MATERIAL:
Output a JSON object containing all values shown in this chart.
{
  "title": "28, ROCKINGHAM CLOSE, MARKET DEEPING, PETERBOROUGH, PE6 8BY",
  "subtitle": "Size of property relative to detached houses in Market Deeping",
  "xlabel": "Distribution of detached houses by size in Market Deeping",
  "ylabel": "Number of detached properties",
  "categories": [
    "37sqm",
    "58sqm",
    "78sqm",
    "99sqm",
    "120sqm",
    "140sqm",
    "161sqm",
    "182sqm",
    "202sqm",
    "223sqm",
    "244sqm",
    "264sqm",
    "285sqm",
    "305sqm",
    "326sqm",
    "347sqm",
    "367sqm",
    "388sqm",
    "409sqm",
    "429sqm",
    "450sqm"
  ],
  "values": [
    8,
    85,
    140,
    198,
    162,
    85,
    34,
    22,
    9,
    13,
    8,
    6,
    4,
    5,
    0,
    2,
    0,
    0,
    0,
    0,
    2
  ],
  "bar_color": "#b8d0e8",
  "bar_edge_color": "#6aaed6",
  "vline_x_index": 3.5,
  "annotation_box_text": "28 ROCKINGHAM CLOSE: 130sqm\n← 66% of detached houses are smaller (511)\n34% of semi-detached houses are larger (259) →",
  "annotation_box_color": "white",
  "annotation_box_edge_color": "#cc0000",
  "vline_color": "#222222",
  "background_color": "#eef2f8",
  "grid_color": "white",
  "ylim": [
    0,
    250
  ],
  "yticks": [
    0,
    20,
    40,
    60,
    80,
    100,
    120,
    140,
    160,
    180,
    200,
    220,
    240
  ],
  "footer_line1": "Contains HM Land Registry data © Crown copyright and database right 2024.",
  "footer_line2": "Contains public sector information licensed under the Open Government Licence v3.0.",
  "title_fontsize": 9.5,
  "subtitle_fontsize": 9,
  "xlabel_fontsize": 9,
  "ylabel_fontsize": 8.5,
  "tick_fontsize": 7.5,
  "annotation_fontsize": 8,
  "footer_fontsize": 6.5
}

PROBLEM DESCRIPTION:
Copy out each line exactly as written.

FULL ANSWER:
Output a JSON object containing all values shown in this chart.
{
  "title": "28, ROCKINGHAM CLOSE, MARKET DEEPING, PETERBOROUGH, PE6 8BY",
  "subtitle": "Size of property relative to detached houses in Market Deeping",
  "xlabel": "Distribution of detached houses by size in Market Deeping",
  "ylabel": "Number of detached properties",
  "categories": [
    "37sqm",
    "58sqm",
    "78sqm",
    "99sqm",
    "120sqm",
    "140sqm",
    "161sqm",
    "182sqm",
    "202sqm",
    "223sqm",
    "244sqm",
    "264sqm",
    "285sqm",
    "305sqm",
    "326sqm",
    "347sqm",
    "367sqm",
    "388sqm",
    "409sqm",
    "429sqm",
    "450sqm"
  ],
  "values": [
    8,
    85,
    140,
    198,
    162,
    85,
    34,
    22,
    9,
    13,
    8,
    6,
    4,
    5,
    0,
    2,
    0,
    0,
    0,
    0,
    2
  ],
  "bar_color": "#b8d0e8",
  "bar_edge_color": "#6aaed6",
  "vline_x_index": 3.5,
  "annotation_box_text": "28 ROCKINGHAM CLOSE: 130sqm\n← 66% of detached houses are smaller (511)\n34% of semi-detached houses are larger (259) →",
  "annotation_box_color": "white",
  "annotation_box_edge_color": "#cc0000",
  "vline_color": "#222222",
  "background_color": "#eef2f8",
  "grid_color": "white",
  "ylim": [
    0,
    250
  ],
  "yticks": [
    0,
    20,
    40,
    60,
    80,
    100,
    120,
    140,
    160,
    180,
    200,
    220,
    240
  ],
  "footer_line1": "Contains HM Land Registry data © Crown copyright and database right 2024.",
  "footer_line2": "Contains public sector information licensed under the Open Government Licence v3.0.",
  "title_fontsize": 9.5,
  "subtitle_fontsize": 9,
  "xlabel_fontsize": 9,
  "ylabel_fontsize": 8.5,
  "tick_fontsize": 7.5,
  "annotation_fontsize": 8,
  "footer_fontsize": 6.5
}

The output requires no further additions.